● WHAT YOU NEED TO DO
**A)** Render this sentence from the Irwin County thread into Spanish: "We got nine inches Friday through Saturday here in Tifton."
**B)** Using the Irwin County thread, mark each statement yes or no, and quote the thread's words that decide it. (i) A storm brought hail to the Waterloo area. (ii) The 6 deer seen in the peanut fields included at least one buck. (iii) The son's 7 point was taken with a rifle.
**C)** In the Irwin County thread, which community is ChiefOsceola's family farm closer to?

● DOCUMENT EXTRACT

........

# Irwin County



## Rabbit Runner (Aug 22, 2008)

Rain,Rain, and more Rain Today.


----------



## spaceman (Aug 22, 2008)

*rain*



Rabbit Runner said:


> Rain,Rain, and more Rain Today.



Yahoo!!!!
Maybe my pond will get full


----------



## Rabbit Runner (Aug 23, 2008)

so far we have had 5 inch of rain and still coming down


----------



## spaceman (Aug 23, 2008)

*rain*

Cool. Please keep me posted!! My place is in Wray


----------



## gr8 8 (Aug 26, 2008)

had about 3.5 in north ben hill co.


----------



## deerbuster (Aug 26, 2008)

We got nine inches Friday through Saturday here in Tifton.


----------



## Rabbit Runner (Aug 26, 2008)

got some more rain today, rained hard for about 30  min.
drove around the peanut fields after the rain stopped and saw 6 deer out in the field.


----------



## gr8 8 (Aug 27, 2008)

have any bucks in the 6 deer you saw?


----------



## Rabbit Runner (Aug 27, 2008)

looked like all does


----------



## theianoshow (Oct 9, 2008)

i saw 5 does last weekend i'm heading back up next Thursday cant wait.


----------



## Rabbit Runner (Oct 9, 2008)

we just had a bad storm here in parts of Irwin County, hard wind and hail in the waterloo area. had rain for the last 2 days.


----------



## theianoshow (Oct 13, 2008)

my property is right near lands cross roads..... thanks for the update


----------



## ChiefOsceola (Oct 13, 2008)

If you don't mind me asking theianshow, where near Lands Crossing?  My family farm is near there as well...but closer to the community of Arp.


----------



## theianoshow (Oct 20, 2008)

my weekend featured lots of does and one 6 point late sunday night..... oh well


----------



## Rabbit Runner (Nov 16, 2008)

the Bucks have the does on the run here in Waterloo, my son shot a nice 7 point sat afternoon with his bow.


----------

........

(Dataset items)
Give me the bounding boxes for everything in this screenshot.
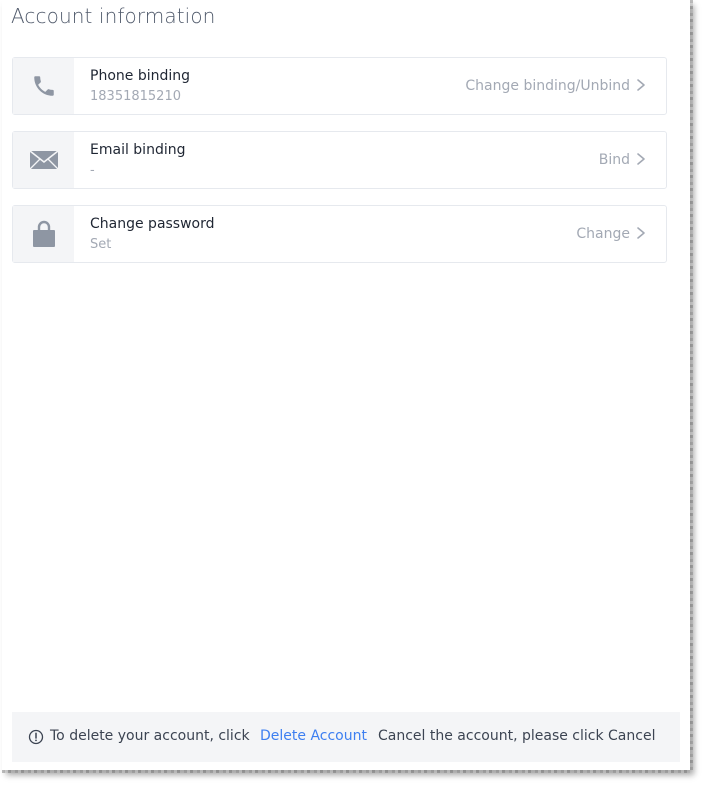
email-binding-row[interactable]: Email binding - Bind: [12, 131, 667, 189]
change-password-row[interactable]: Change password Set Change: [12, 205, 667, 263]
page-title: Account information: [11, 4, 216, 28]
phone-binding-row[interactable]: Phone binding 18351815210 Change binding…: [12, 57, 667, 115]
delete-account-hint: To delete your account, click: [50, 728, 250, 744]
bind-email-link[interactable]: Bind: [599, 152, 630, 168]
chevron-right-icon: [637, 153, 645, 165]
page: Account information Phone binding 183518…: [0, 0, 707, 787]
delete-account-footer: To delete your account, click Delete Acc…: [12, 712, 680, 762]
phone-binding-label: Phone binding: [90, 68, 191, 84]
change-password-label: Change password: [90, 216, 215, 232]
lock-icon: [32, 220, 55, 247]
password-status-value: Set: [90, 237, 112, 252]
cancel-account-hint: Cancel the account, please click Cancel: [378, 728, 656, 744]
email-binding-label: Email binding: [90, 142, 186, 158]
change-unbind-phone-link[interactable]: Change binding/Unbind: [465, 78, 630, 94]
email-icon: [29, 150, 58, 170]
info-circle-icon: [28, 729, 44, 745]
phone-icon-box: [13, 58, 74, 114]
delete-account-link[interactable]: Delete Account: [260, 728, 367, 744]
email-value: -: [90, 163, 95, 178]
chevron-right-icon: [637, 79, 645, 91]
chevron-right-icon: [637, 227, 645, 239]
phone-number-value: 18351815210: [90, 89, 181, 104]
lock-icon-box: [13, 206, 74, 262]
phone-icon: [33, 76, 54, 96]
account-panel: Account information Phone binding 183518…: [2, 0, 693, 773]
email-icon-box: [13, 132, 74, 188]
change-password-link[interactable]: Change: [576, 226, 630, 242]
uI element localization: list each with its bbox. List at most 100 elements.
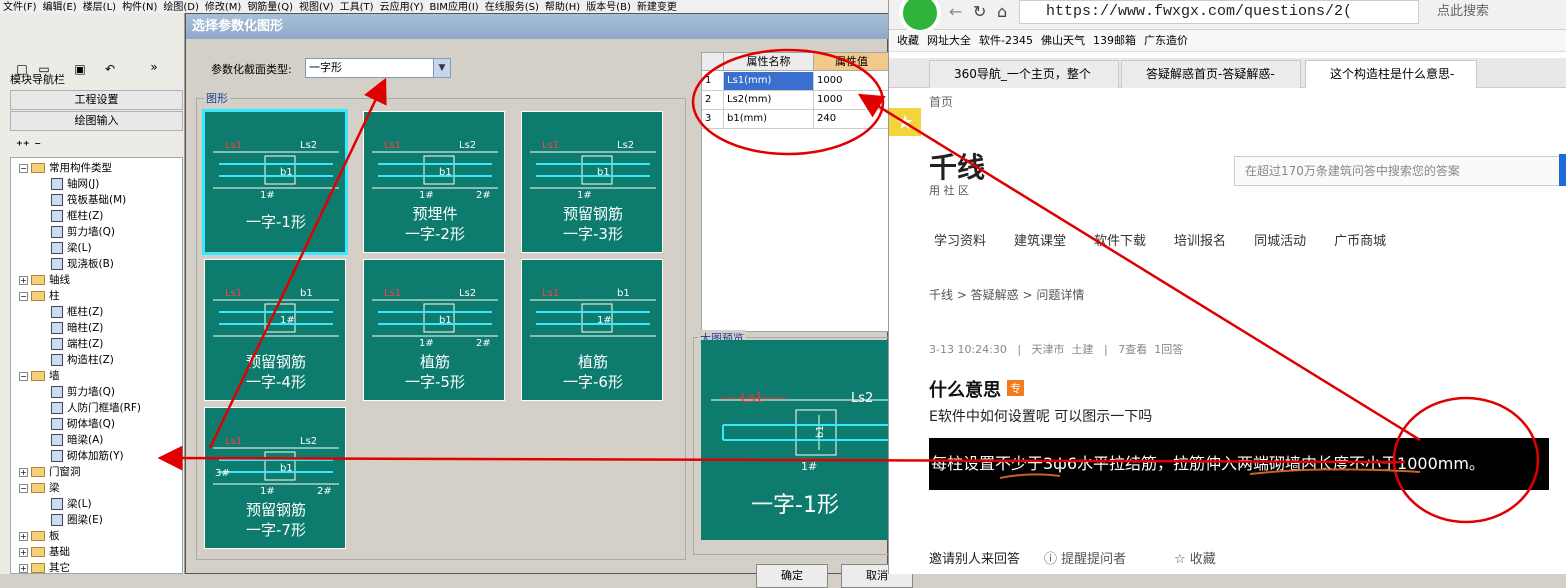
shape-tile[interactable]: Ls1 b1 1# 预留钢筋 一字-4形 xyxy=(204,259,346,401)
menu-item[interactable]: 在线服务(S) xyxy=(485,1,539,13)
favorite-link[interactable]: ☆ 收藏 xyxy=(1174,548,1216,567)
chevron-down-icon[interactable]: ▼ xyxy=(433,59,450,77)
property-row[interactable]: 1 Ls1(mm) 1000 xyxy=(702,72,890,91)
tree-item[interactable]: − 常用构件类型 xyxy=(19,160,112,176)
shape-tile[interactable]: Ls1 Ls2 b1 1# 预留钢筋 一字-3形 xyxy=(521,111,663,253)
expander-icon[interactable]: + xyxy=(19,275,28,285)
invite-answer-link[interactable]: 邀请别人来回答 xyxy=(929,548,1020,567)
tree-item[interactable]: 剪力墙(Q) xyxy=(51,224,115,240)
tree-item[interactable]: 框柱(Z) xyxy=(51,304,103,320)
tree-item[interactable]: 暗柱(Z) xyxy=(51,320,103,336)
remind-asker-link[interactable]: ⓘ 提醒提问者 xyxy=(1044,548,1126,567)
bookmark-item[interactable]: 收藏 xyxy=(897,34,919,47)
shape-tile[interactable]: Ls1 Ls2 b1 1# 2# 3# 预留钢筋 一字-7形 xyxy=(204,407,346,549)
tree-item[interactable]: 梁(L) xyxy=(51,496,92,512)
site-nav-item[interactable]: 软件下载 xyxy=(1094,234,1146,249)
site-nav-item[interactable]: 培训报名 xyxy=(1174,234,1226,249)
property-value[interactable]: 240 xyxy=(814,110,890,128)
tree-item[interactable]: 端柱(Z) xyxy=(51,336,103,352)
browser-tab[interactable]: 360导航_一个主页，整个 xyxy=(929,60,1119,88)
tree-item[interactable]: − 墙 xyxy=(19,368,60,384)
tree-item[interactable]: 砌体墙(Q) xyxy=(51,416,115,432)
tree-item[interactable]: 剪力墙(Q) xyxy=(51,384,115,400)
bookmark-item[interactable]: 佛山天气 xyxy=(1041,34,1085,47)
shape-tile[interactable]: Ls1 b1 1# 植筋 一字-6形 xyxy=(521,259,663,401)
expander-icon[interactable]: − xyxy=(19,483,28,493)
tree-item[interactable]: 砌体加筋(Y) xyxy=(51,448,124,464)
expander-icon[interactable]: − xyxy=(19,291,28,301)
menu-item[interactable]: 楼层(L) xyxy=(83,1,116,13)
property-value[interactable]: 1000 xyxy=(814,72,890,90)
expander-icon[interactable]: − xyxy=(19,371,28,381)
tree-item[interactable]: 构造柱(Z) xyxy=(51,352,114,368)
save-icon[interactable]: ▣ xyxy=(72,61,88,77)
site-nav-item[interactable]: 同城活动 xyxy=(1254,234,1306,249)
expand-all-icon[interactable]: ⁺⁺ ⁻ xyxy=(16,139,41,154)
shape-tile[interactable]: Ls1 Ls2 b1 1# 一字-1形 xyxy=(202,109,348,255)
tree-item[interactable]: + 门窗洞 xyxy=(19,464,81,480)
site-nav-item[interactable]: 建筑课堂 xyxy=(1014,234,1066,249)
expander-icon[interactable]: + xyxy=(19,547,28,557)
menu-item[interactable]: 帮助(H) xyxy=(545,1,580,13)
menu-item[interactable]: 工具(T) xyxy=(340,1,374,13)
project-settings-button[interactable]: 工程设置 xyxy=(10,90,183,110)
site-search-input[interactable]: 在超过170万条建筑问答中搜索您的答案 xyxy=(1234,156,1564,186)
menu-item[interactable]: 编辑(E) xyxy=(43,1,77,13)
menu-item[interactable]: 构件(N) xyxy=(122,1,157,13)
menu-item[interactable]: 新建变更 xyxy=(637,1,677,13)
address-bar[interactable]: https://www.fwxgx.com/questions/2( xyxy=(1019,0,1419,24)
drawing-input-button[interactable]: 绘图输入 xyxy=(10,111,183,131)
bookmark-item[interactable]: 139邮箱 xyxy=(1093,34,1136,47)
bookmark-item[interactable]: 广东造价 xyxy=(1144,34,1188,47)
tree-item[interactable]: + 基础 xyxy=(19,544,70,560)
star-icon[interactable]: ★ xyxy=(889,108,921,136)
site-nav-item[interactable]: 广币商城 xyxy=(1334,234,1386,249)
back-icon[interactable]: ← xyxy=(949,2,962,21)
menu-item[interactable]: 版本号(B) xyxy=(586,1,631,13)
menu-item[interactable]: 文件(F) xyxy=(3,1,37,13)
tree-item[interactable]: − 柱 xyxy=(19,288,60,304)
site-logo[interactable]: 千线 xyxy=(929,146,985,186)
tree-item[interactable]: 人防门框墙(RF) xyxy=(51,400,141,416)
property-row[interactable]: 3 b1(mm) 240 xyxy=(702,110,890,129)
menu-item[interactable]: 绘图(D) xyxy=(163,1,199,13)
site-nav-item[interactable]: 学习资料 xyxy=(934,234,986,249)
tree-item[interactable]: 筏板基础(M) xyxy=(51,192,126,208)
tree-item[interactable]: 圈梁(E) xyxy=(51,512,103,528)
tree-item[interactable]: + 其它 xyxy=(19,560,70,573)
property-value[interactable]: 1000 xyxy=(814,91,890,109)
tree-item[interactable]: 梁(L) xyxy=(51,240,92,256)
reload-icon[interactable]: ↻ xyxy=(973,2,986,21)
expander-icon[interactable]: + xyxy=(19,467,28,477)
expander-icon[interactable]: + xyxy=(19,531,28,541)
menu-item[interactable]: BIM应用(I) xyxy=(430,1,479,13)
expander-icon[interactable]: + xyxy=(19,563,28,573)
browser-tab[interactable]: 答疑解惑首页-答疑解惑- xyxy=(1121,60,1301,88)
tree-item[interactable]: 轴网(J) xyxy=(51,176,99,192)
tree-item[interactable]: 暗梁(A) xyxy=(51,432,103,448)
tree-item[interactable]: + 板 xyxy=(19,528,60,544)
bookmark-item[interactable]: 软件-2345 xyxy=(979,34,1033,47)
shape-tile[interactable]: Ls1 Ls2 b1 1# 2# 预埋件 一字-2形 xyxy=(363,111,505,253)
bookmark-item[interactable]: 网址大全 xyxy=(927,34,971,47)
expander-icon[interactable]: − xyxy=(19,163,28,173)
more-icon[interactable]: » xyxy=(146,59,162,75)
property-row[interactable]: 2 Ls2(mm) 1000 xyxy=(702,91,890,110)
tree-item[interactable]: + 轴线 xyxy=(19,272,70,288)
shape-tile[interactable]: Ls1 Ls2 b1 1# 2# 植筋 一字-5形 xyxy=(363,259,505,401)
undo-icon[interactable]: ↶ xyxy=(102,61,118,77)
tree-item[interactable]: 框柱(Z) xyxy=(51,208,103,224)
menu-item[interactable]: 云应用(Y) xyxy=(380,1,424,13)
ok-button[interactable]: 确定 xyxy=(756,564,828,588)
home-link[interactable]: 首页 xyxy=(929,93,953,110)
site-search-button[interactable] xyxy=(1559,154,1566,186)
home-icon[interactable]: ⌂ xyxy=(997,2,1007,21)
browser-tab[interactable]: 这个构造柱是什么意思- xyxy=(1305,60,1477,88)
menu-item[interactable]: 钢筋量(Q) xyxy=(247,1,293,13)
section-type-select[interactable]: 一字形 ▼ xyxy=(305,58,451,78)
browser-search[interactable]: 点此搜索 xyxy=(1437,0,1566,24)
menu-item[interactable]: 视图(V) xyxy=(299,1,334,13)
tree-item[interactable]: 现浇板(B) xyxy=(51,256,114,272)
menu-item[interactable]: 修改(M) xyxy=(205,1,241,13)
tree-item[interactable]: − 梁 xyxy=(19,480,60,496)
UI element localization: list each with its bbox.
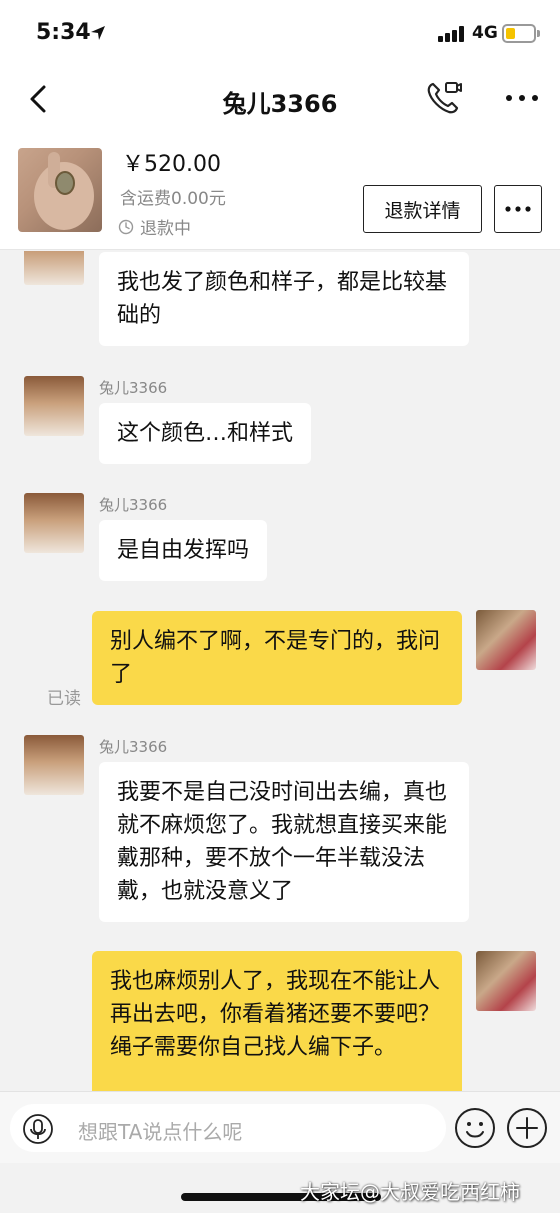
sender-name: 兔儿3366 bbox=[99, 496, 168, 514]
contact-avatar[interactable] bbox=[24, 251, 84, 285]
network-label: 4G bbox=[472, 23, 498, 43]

........

● SOLUTIONS PER TASK
**A)** Recibimos nueve pulgadas de viernes a sábado aquí en Tifton.

**B)**
(i) Yes: "hard wind and hail in the waterloo area"
(ii) No: "looked like all does"
(iii) No: "with his bow"

**C)** Arp